→ **Written task**:
Tally the lines holding the word "prodeunt" and state the count by itself.

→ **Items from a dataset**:
* Begin *

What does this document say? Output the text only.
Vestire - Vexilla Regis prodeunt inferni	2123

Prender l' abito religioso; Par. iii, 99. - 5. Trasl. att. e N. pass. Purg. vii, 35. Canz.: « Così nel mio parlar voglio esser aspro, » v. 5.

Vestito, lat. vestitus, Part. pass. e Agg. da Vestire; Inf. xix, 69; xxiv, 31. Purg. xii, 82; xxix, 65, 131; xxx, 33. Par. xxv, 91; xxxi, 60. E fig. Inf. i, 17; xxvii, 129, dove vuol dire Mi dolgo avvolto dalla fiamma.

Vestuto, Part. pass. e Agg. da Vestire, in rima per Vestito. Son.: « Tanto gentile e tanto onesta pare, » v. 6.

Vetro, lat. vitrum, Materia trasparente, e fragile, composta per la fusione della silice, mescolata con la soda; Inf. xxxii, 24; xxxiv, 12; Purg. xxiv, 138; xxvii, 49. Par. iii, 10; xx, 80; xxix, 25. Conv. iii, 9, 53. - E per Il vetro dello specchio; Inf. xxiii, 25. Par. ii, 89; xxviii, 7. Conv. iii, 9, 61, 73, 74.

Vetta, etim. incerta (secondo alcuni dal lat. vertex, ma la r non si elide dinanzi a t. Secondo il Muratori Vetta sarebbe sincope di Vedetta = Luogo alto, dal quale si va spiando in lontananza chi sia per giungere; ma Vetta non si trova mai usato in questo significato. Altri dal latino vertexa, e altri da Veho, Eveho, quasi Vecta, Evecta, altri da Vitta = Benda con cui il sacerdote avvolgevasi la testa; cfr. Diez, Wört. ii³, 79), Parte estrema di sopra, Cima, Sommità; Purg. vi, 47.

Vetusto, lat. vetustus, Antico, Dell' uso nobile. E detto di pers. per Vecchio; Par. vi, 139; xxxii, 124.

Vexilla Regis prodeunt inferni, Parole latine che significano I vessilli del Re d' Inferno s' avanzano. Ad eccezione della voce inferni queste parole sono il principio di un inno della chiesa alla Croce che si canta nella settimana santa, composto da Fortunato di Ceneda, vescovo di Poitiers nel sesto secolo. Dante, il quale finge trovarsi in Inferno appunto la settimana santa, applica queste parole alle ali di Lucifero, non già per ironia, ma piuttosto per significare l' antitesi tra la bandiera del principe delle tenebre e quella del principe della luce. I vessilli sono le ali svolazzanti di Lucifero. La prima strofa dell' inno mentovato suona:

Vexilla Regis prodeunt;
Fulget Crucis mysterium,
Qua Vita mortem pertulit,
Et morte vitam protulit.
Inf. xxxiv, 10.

* End *

→ **The result**:
3